— START —
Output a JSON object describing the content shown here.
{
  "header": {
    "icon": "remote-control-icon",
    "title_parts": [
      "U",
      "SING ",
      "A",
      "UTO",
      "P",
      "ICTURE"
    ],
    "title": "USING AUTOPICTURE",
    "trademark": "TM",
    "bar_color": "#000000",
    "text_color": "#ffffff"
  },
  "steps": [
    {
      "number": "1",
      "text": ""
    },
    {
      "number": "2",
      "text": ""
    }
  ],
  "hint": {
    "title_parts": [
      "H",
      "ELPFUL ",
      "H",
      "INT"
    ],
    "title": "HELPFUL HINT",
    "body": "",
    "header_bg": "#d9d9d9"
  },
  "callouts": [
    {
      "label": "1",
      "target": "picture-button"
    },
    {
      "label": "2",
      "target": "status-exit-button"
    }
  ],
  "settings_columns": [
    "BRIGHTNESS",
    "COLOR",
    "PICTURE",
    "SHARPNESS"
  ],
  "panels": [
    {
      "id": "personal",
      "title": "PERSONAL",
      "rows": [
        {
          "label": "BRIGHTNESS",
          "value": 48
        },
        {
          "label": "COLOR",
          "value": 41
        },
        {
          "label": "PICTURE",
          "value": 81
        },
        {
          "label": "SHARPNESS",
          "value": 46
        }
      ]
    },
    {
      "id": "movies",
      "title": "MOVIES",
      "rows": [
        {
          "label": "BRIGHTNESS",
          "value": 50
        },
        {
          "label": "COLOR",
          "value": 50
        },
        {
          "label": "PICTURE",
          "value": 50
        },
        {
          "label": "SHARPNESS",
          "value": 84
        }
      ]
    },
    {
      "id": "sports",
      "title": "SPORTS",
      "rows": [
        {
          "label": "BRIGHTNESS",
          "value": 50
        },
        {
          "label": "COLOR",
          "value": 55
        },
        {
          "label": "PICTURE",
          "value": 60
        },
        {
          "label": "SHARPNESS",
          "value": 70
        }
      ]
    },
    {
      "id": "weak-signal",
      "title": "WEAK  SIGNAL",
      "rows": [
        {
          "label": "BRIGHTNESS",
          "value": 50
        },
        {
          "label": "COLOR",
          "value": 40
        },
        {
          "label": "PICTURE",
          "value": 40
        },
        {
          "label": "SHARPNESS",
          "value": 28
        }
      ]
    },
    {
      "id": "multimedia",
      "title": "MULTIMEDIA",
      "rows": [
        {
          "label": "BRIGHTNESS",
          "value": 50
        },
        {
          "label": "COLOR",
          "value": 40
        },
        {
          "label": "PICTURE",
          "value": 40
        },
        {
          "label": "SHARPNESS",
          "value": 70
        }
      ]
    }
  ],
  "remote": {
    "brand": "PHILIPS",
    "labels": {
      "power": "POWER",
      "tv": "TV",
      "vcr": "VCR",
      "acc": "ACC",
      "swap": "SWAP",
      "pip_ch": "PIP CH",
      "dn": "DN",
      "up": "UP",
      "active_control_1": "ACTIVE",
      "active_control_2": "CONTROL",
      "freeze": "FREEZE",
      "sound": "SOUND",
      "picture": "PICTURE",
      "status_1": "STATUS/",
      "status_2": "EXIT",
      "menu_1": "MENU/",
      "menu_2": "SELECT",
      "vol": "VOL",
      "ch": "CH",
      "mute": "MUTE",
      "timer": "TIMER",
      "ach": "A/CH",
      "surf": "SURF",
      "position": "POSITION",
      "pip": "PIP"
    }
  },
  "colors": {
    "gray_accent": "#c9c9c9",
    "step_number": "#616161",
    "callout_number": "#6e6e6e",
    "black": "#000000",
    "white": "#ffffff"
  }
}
— END —
WHAT YOU HAVE TO DO: A line counts if it holds the word "target". Work out how many lines in the listing count, and give only that number.

FULL SOLUTION: 2